:: PROBLEM ::
Return every record verbatim.

:: MATERIAL ::
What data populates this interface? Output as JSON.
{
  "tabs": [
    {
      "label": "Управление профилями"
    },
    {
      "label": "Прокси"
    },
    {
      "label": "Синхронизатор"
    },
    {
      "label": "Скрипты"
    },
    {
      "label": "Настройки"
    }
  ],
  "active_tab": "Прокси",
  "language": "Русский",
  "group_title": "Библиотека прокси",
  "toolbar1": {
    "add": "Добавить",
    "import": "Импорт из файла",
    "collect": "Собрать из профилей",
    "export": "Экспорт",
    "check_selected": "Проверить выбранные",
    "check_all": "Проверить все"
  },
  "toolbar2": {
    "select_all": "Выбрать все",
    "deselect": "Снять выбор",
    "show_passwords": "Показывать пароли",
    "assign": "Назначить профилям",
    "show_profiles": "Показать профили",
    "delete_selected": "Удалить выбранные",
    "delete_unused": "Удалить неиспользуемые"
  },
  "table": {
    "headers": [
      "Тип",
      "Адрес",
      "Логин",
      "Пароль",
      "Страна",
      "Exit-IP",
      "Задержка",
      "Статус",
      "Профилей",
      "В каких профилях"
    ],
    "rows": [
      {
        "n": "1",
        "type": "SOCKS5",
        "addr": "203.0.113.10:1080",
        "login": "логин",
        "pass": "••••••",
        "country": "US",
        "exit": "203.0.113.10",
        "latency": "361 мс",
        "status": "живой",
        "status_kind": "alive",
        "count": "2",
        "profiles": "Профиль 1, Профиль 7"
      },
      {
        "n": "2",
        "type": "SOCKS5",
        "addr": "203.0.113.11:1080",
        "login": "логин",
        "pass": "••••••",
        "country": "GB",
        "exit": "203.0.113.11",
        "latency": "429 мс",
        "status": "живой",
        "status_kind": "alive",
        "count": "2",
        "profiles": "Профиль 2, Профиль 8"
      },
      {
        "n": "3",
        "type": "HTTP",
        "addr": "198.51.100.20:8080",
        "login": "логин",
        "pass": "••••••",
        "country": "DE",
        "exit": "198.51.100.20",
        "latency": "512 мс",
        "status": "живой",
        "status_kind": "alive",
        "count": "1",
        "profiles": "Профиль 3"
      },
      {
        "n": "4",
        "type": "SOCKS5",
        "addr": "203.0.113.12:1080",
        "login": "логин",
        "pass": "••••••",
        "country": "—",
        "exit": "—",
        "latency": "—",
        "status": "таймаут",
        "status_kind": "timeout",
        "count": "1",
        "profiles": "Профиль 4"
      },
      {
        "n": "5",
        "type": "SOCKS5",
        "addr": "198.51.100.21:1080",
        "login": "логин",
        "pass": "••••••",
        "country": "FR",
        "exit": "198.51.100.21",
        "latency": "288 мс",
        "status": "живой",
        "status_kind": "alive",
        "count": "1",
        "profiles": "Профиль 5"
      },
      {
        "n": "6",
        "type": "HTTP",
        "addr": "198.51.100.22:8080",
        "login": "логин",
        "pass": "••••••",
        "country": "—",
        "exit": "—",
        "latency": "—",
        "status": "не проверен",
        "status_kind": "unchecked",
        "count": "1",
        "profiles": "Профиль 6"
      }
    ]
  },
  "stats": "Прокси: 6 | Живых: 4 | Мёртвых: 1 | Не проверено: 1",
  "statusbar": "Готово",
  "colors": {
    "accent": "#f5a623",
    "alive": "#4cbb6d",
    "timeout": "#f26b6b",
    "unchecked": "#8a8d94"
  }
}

:: CORRECT RESULT ::
What data populates this interface? Output as JSON.
{
  "tabs": [
    {
      "label": "Управление профилями"
    },
    {
      "label": "Прокси"
    },
    {
      "label": "Синхронизатор"
    },
    {
      "label": "Скрипты"
    },
    {
      "label": "Настройки"
    }
  ],
  "active_tab": "Прокси",
  "language": "Русский",
  "group_title": "Библиотека прокси",
  "toolbar1": {
    "add": "Добавить",
    "import": "Импорт из файла",
    "collect": "Собрать из профилей",
    "export": "Экспорт",
    "check_selected": "Проверить выбранные",
    "check_all": "Проверить все"
  },
  "toolbar2": {
    "select_all": "Выбрать все",
    "deselect": "Снять выбор",
    "show_passwords": "Показывать пароли",
    "assign": "Назначить профилям",
    "show_profiles": "Показать профили",
    "delete_selected": "Удалить выбранные",
    "delete_unused": "Удалить неиспользуемые"
  },
  "table": {
    "headers": [
      "Тип",
      "Адрес",
      "Логин",
      "Пароль",
      "Страна",
      "Exit-IP",
      "Задержка",
      "Статус",
      "Профилей",
      "В каких профилях"
    ],
    "rows": [
      {
        "n": "1",
        "type": "SOCKS5",
        "addr": "203.0.113.10:1080",
        "login": "логин",
        "pass": "••••••",
        "country": "US",
        "exit": "203.0.113.10",
        "latency": "361 мс",
        "status": "живой",
        "status_kind": "alive",
        "count": "2",
        "profiles": "Профиль 1, Профиль 7"
      },
      {
        "n": "2",
        "type": "SOCKS5",
        "addr": "203.0.113.11:1080",
        "login": "логин",
        "pass": "••••••",
        "country": "GB",
        "exit": "203.0.113.11",
        "latency": "429 мс",
        "status": "живой",
        "status_kind": "alive",
        "count": "2",
        "profiles": "Профиль 2, Профиль 8"
      },
      {
        "n": "3",
        "type": "HTTP",
        "addr": "198.51.100.20:8080",
        "login": "логин",
        "pass": "••••••",
        "country": "DE",
        "exit": "198.51.100.20",
        "latency": "512 мс",
        "status": "живой",
        "status_kind": "alive",
        "count": "1",
        "profiles": "Профиль 3"
      },
      {
        "n": "4",
        "type": "SOCKS5",
        "addr": "203.0.113.12:1080",
        "login": "логин",
        "pass": "••••••",
        "country": "—",
        "exit": "—",
        "latency": "—",
        "status": "таймаут",
        "status_kind": "timeout",
        "count": "1",
        "profiles": "Профиль 4"
      },
      {
        "n": "5",
        "type": "SOCKS5",
        "addr": "198.51.100.21:1080",
        "login": "логин",
        "pass": "••••••",
        "country": "FR",
        "exit": "198.51.100.21",
        "latency": "288 мс",
        "status": "живой",
        "status_kind": "alive",
        "count": "1",
        "profiles": "Профиль 5"
      },
      {
        "n": "6",
        "type": "HTTP",
        "addr": "198.51.100.22:8080",
        "login": "логин",
        "pass": "••••••",
        "country": "—",
        "exit": "—",
        "latency": "—",
        "status": "не проверен",
        "status_kind": "unchecked",
        "count": "1",
        "profiles": "Профиль 6"
      }
    ]
  },
  "stats": "Прокси: 6 | Живых: 4 | Мёртвых: 1 | Не проверено: 1",
  "statusbar": "Готово",
  "colors": {
    "accent": "#f5a623",
    "alive": "#4cbb6d",
    "timeout": "#f26b6b",
    "unchecked": "#8a8d94"
  }
}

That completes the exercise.